— start DATA FOR THIS EXERCISE —

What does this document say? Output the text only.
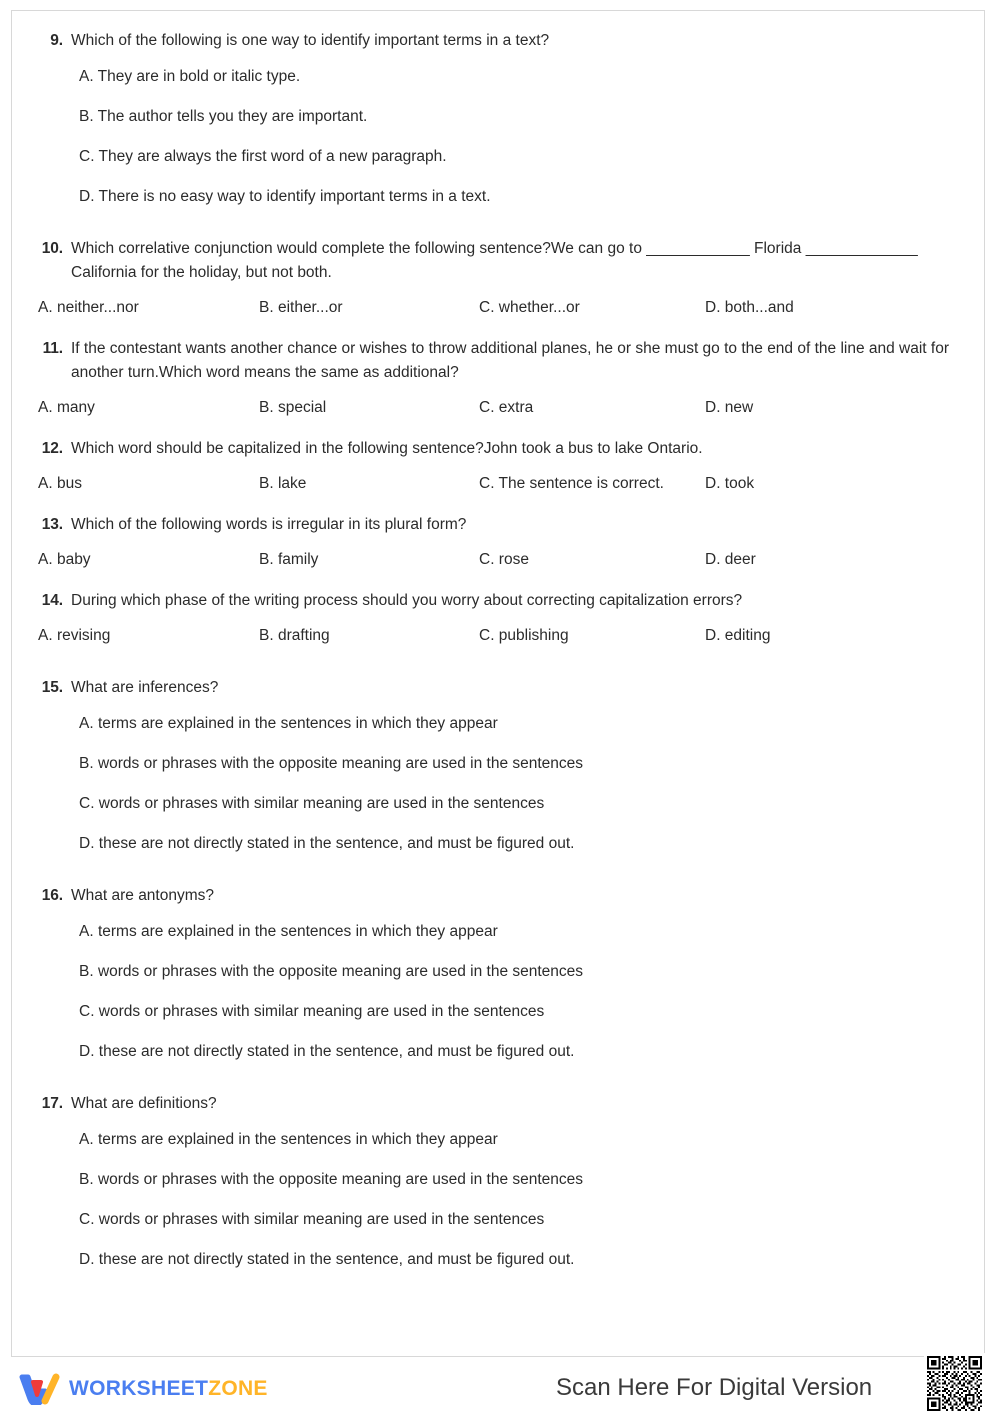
9. Which of the following is one way to identify important terms in a text?
A. They are in bold or italic type.
B. The author tells you they are important.
C. They are always the first word of a new paragraph.
D. There is no easy way to identify important terms in a text.
10. Which correlative conjunction would complete the following sentence?We can go to ____________ Florida _____________ California for the holiday, but not both.
A. neither...nor	B. either...or	C. whether...or	D. both...and
11. If the contestant wants another chance or wishes to throw additional planes, he or she must go to the end of the line and wait for another turn.Which word means the same as additional?
A. many	B. special	C. extra	D. new
12. Which word should be capitalized in the following sentence?John took a bus to lake Ontario.
A. bus	B. lake	C. The sentence is correct.	D. took
13. Which of the following words is irregular in its plural form?
A. baby	B. family	C. rose	D. deer
14. During which phase of the writing process should you worry about correcting capitalization errors?
A. revising	B. drafting	C. publishing	D. editing
15. What are inferences?
A. terms are explained in the sentences in which they appear
B. words or phrases with the opposite meaning are used in the sentences
C. words or phrases with similar meaning are used in the sentences
D. these are not directly stated in the sentence, and must be figured out.
16. What are antonyms?
A. terms are explained in the sentences in which they appear
B. words or phrases with the opposite meaning are used in the sentences
C. words or phrases with similar meaning are used in the sentences
D. these are not directly stated in the sentence, and must be figured out.
17. What are definitions?
A. terms are explained in the sentences in which they appear
B. words or phrases with the opposite meaning are used in the sentences
C. words or phrases with similar meaning are used in the sentences
D. these are not directly stated in the sentence, and must be figured out.
WORKSHEETZONE	Scan Here For Digital Version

— end DATA FOR THIS EXERCISE —

Check each line above for the string "took", then copy the ones that have it.

12. Which word should be capitalized in the following sentence?John took a bus to lake Ontario.
A. bus	B. lake	C. The sentence is correct.	D. took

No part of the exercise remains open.